Task data

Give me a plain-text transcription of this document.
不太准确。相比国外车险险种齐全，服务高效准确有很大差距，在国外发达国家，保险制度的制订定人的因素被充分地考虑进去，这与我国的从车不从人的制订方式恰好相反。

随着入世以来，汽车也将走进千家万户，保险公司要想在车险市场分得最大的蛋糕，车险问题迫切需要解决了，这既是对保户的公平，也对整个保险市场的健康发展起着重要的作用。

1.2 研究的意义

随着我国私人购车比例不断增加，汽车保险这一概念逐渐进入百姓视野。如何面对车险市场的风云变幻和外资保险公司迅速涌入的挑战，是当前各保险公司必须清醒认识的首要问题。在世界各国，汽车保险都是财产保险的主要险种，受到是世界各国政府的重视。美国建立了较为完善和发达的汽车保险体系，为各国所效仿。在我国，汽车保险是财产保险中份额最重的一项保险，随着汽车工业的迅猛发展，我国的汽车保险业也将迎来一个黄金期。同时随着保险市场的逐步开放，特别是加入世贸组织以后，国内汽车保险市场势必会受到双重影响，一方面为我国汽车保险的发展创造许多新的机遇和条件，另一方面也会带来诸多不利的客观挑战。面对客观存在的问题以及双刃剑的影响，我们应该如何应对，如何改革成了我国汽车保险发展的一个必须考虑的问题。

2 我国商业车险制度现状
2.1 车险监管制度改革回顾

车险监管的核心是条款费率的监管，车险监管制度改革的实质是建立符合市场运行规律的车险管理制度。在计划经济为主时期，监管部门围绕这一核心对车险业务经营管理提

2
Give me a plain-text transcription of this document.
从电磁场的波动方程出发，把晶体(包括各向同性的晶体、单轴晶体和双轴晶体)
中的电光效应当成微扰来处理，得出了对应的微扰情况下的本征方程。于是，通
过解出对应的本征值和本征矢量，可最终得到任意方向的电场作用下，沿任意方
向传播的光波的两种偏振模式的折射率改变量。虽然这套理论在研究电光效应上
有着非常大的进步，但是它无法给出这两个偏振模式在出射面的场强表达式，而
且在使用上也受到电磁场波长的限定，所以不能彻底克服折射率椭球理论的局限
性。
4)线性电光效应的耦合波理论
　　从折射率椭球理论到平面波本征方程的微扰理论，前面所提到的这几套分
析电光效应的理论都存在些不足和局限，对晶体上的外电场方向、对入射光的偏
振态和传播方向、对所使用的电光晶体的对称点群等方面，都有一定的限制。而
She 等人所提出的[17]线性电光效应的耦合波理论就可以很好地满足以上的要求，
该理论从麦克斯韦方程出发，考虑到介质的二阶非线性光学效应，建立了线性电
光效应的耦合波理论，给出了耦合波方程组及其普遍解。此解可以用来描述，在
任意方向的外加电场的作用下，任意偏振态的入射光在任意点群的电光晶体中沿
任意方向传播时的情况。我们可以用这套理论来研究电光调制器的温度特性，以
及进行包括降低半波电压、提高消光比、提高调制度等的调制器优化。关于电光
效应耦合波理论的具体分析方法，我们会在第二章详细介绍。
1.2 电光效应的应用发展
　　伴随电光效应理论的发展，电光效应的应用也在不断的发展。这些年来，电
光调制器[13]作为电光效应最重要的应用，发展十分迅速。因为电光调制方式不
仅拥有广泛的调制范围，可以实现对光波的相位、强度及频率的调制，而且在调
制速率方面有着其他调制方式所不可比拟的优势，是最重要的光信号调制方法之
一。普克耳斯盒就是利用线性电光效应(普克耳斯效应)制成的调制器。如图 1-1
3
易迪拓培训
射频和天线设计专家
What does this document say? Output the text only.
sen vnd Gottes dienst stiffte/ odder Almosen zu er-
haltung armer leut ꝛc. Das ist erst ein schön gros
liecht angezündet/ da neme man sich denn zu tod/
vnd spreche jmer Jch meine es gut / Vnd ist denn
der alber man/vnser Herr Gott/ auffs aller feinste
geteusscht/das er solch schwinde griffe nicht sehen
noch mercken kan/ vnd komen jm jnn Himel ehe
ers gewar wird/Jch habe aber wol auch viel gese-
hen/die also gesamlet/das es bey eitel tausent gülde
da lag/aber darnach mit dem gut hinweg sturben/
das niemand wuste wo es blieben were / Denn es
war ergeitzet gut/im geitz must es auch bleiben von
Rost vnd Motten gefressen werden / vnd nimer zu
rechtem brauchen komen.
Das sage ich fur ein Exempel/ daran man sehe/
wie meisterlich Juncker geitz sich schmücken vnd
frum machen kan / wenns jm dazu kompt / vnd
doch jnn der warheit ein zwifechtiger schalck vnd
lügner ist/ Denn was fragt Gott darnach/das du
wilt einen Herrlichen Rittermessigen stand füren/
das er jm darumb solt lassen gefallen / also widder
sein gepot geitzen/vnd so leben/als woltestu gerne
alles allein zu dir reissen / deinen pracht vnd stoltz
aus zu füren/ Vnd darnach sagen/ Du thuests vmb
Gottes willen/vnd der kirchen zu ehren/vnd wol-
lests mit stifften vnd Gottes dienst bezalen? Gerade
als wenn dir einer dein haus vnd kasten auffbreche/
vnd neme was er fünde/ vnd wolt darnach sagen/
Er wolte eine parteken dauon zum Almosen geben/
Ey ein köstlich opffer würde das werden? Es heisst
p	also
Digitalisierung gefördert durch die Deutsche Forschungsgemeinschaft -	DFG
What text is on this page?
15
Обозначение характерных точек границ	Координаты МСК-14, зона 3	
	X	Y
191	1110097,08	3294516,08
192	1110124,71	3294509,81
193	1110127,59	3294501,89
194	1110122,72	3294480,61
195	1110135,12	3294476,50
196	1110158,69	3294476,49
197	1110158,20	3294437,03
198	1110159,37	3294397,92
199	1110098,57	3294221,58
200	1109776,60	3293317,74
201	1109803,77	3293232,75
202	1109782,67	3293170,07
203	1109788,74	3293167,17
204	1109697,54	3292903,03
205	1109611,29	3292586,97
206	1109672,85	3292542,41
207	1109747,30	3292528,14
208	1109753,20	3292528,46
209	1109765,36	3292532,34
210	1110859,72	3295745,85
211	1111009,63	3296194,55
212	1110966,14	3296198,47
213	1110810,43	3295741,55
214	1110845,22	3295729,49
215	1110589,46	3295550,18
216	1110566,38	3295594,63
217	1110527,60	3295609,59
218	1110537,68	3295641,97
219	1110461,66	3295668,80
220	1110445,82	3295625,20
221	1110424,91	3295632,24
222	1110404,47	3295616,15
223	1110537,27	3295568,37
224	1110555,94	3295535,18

Directive
Reproduce each entry exactly, leaving out nothing.

Task answer
Give me a plain-text transcription of this document.
不太准确。相比国外车险险种齐全，服务高效准确有很大差距，在国外发达国家，保险制度的制订定人的因素被充分地考虑进去，这与我国的从车不从人的制订方式恰好相反。

随着入世以来，汽车也将走进千家万户，保险公司要想在车险市场分得最大的蛋糕，车险问题迫切需要解决了，这既是对保户的公平，也对整个保险市场的健康发展起着重要的作用。

1.2 研究的意义

随着我国私人购车比例不断增加，汽车保险这一概念逐渐进入百姓视野。如何面对车险市场的风云变幻和外资保险公司迅速涌入的挑战，是当前各保险公司必须清醒认识的首要问题。在世界各国，汽车保险都是财产保险的主要险种，受到是世界各国政府的重视。美国建立了较为完善和发达的汽车保险体系，为各国所效仿。在我国，汽车保险是财产保险中份额最重的一项保险，随着汽车工业的迅猛发展，我国的汽车保险业也将迎来一个黄金期。同时随着保险市场的逐步开放，特别是加入世贸组织以后，国内汽车保险市场势必会受到双重影响，一方面为我国汽车保险的发展创造许多新的机遇和条件，另一方面也会带来诸多不利的客观挑战。面对客观存在的问题以及双刃剑的影响，我们应该如何应对，如何改革成了我国汽车保险发展的一个必须考虑的问题。

2 我国商业车险制度现状
2.1 车险监管制度改革回顾

车险监管的核心是条款费率的监管，车险监管制度改革的实质是建立符合市场运行规律的车险管理制度。在计划经济为主时期，监管部门围绕这一核心对车险业务经营管理提

2
Give me a plain-text transcription of this document.
从电磁场的波动方程出发，把晶体(包括各向同性的晶体、单轴晶体和双轴晶体)
中的电光效应当成微扰来处理，得出了对应的微扰情况下的本征方程。于是，通
过解出对应的本征值和本征矢量，可最终得到任意方向的电场作用下，沿任意方
向传播的光波的两种偏振模式的折射率改变量。虽然这套理论在研究电光效应上
有着非常大的进步，但是它无法给出这两个偏振模式在出射面的场强表达式，而
且在使用上也受到电磁场波长的限定，所以不能彻底克服折射率椭球理论的局限
性。
4)线性电光效应的耦合波理论
　　从折射率椭球理论到平面波本征方程的微扰理论，前面所提到的这几套分
析电光效应的理论都存在些不足和局限，对晶体上的外电场方向、对入射光的偏
振态和传播方向、对所使用的电光晶体的对称点群等方面，都有一定的限制。而
She 等人所提出的[17]线性电光效应的耦合波理论就可以很好地满足以上的要求，
该理论从麦克斯韦方程出发，考虑到介质的二阶非线性光学效应，建立了线性电
光效应的耦合波理论，给出了耦合波方程组及其普遍解。此解可以用来描述，在
任意方向的外加电场的作用下，任意偏振态的入射光在任意点群的电光晶体中沿
任意方向传播时的情况。我们可以用这套理论来研究电光调制器的温度特性，以
及进行包括降低半波电压、提高消光比、提高调制度等的调制器优化。关于电光
效应耦合波理论的具体分析方法，我们会在第二章详细介绍。
1.2 电光效应的应用发展
　　伴随电光效应理论的发展，电光效应的应用也在不断的发展。这些年来，电
光调制器[13]作为电光效应最重要的应用，发展十分迅速。因为电光调制方式不
仅拥有广泛的调制范围，可以实现对光波的相位、强度及频率的调制，而且在调
制速率方面有着其他调制方式所不可比拟的优势，是最重要的光信号调制方法之
一。普克耳斯盒就是利用线性电光效应(普克耳斯效应)制成的调制器。如图 1-1
3
易迪拓培训
射频和天线设计专家
What does this document say? Output the text only.
sen vnd Gottes dienst stiffte/ odder Almosen zu er-
haltung armer leut ꝛc. Das ist erst ein schön gros
liecht angezündet/ da neme man sich denn zu tod/
vnd spreche jmer Jch meine es gut / Vnd ist denn
der alber man/vnser Herr Gott/ auffs aller feinste
geteusscht/das er solch schwinde griffe nicht sehen
noch mercken kan/ vnd komen jm jnn Himel ehe
ers gewar wird/Jch habe aber wol auch viel gese-
hen/die also gesamlet/das es bey eitel tausent gülde
da lag/aber darnach mit dem gut hinweg sturben/
das niemand wuste wo es blieben were / Denn es
war ergeitzet gut/im geitz must es auch bleiben von
Rost vnd Motten gefressen werden / vnd nimer zu
rechtem brauchen komen.
Das sage ich fur ein Exempel/ daran man sehe/
wie meisterlich Juncker geitz sich schmücken vnd
frum machen kan / wenns jm dazu kompt / vnd
doch jnn der warheit ein zwifechtiger schalck vnd
lügner ist/ Denn was fragt Gott darnach/das du
wilt einen Herrlichen Rittermessigen stand füren/
das er jm darumb solt lassen gefallen / also widder
sein gepot geitzen/vnd so leben/als woltestu gerne
alles allein zu dir reissen / deinen pracht vnd stoltz
aus zu füren/ Vnd darnach sagen/ Du thuests vmb
Gottes willen/vnd der kirchen zu ehren/vnd wol-
lests mit stifften vnd Gottes dienst bezalen? Gerade
als wenn dir einer dein haus vnd kasten auffbreche/
vnd neme was er fünde/ vnd wolt darnach sagen/
Er wolte eine parteken dauon zum Almosen geben/
Ey ein köstlich opffer würde das werden? Es heisst
p	also
Digitalisierung gefördert durch die Deutsche Forschungsgemeinschaft -	DFG
What text is on this page?
15
Обозначение характерных точек границ	Координаты МСК-14, зона 3	
	X	Y
191	1110097,08	3294516,08
192	1110124,71	3294509,81
193	1110127,59	3294501,89
194	1110122,72	3294480,61
195	1110135,12	3294476,50
196	1110158,69	3294476,49
197	1110158,20	3294437,03
198	1110159,37	3294397,92
199	1110098,57	3294221,58
200	1109776,60	3293317,74
201	1109803,77	3293232,75
202	1109782,67	3293170,07
203	1109788,74	3293167,17
204	1109697,54	3292903,03
205	1109611,29	3292586,97
206	1109672,85	3292542,41
207	1109747,30	3292528,14
208	1109753,20	3292528,46
209	1109765,36	3292532,34
210	1110859,72	3295745,85
211	1111009,63	3296194,55
212	1110966,14	3296198,47
213	1110810,43	3295741,55
214	1110845,22	3295729,49
215	1110589,46	3295550,18
216	1110566,38	3295594,63
217	1110527,60	3295609,59
218	1110537,68	3295641,97
219	1110461,66	3295668,80
220	1110445,82	3295625,20
221	1110424,91	3295632,24
222	1110404,47	3295616,15
223	1110537,27	3295568,37
224	1110555,94	3295535,18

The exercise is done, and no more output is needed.